[TASK DETAILS]: Update the records from the start up to and including the line with "stat-value: 0: [751, 216, 763, 236]", changing "Output format" to "Required format" and leaving everything else as it is. Give back only those lines.

[RECORDS PROVIDED]:

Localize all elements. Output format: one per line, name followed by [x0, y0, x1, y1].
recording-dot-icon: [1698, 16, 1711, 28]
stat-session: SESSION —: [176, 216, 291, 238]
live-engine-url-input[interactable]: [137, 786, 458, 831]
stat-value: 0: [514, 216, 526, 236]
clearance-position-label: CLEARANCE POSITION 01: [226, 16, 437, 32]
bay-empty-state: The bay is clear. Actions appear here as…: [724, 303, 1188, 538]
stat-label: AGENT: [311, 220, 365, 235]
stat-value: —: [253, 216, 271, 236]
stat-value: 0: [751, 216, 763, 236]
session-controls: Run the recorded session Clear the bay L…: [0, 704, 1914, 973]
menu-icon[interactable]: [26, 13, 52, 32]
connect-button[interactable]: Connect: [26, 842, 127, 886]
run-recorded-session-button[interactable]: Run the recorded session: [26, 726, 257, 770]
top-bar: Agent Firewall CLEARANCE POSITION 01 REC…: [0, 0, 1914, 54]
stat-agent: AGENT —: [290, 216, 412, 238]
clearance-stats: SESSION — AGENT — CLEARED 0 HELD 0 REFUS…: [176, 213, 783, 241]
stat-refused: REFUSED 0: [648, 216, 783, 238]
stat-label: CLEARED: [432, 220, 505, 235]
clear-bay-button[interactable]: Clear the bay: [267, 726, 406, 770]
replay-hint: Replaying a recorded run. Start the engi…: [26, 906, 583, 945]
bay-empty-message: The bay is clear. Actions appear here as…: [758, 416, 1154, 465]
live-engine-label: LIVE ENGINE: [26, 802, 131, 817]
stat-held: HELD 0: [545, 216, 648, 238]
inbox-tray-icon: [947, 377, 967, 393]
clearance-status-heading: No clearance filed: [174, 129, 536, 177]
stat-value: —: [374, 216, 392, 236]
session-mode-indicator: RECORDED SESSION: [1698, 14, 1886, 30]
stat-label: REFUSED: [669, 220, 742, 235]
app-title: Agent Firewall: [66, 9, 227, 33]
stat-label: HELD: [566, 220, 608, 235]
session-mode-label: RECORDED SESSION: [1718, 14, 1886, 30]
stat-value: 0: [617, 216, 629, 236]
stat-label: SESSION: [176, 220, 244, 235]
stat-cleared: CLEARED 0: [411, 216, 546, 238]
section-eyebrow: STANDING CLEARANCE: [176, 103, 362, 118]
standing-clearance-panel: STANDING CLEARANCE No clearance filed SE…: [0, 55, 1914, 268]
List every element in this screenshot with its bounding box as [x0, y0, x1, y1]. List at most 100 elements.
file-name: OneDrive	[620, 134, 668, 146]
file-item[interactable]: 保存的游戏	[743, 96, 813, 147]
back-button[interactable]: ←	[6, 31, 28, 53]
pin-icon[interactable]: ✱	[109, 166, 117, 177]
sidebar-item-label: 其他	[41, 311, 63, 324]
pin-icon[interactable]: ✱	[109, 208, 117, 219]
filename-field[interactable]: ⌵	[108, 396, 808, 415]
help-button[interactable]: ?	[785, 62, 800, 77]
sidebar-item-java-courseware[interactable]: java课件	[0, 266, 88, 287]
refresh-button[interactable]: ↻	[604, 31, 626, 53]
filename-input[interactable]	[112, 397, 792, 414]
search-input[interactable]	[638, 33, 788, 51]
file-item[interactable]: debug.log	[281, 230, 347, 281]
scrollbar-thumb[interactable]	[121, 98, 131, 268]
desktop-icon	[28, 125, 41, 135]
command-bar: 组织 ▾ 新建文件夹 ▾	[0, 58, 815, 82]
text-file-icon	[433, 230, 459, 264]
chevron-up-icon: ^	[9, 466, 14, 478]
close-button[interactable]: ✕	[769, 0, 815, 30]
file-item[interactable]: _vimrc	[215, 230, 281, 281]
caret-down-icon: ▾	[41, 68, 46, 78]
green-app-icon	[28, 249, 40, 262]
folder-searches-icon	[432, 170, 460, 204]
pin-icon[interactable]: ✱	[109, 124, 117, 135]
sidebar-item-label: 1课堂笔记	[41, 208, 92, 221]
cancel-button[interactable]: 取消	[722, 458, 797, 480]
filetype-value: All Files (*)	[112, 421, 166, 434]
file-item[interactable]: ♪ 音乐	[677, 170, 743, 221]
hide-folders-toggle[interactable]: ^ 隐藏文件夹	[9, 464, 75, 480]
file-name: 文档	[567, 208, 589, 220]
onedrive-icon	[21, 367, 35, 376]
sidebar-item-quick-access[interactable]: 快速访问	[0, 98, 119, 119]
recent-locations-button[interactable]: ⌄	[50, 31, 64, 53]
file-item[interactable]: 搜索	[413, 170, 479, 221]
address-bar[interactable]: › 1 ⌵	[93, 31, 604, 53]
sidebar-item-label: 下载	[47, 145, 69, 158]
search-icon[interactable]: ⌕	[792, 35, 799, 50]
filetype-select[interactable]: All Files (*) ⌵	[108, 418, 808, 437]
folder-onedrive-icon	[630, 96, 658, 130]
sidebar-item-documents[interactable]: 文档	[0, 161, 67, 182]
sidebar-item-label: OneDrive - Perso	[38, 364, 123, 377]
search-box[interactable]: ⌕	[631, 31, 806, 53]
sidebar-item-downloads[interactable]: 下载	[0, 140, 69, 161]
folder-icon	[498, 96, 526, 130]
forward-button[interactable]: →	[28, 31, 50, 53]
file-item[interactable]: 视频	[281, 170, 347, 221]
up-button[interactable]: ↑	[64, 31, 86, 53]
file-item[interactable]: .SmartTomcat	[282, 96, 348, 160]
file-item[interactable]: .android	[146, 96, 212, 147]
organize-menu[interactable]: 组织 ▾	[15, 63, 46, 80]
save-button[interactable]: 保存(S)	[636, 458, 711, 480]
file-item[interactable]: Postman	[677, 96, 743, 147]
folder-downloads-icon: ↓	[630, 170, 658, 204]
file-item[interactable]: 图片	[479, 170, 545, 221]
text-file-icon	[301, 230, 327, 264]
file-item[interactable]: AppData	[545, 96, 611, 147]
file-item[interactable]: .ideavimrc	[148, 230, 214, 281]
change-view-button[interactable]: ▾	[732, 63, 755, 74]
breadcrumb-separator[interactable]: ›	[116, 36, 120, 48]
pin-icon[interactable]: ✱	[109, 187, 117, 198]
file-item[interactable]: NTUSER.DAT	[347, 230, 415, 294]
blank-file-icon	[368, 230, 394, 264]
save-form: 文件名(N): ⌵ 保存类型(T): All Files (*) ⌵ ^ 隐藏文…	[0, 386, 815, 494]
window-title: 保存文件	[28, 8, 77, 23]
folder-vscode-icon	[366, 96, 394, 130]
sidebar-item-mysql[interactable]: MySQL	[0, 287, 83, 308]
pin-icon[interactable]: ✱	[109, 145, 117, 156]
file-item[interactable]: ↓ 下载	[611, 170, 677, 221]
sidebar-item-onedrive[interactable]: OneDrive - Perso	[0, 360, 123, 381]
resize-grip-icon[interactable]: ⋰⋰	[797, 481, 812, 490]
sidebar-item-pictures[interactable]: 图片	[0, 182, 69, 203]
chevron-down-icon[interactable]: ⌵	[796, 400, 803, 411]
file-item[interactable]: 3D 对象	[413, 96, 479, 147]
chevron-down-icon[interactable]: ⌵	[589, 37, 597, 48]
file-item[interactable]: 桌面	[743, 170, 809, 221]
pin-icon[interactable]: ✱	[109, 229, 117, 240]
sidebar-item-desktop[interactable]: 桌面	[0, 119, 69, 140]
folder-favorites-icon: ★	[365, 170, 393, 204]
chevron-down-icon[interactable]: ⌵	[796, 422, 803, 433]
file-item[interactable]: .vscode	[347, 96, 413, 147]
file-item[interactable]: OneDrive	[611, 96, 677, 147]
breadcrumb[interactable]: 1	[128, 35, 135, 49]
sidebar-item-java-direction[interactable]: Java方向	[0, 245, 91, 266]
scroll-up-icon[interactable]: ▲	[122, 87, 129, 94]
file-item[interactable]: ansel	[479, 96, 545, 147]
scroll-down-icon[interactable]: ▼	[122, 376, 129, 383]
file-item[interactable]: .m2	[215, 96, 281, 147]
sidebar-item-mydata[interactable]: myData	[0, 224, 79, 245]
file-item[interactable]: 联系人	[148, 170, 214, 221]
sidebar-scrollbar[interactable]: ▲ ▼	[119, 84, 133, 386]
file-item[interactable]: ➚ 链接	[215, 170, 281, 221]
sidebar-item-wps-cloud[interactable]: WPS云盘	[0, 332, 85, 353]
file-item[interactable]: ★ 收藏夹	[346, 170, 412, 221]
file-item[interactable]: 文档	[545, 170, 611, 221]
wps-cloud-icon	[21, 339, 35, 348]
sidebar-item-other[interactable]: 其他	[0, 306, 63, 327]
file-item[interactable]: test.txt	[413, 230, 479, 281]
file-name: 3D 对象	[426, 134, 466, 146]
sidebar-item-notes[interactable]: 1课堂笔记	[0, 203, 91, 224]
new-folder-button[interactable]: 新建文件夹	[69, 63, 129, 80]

[EXERCISE RESULT]:
Localize all elements. Required format: one per line, name followed by [x0, y0, x1, y1].
recording-dot-icon: [1698, 16, 1711, 28]
stat-session: SESSION —: [176, 216, 291, 238]
live-engine-url-input[interactable]: [137, 786, 458, 831]
stat-value: 0: [514, 216, 526, 236]
clearance-position-label: CLEARANCE POSITION 01: [226, 16, 437, 32]
bay-empty-state: The bay is clear. Actions appear here as…: [724, 303, 1188, 538]
stat-label: AGENT: [311, 220, 365, 235]
stat-value: —: [253, 216, 271, 236]
stat-value: 0: [751, 216, 763, 236]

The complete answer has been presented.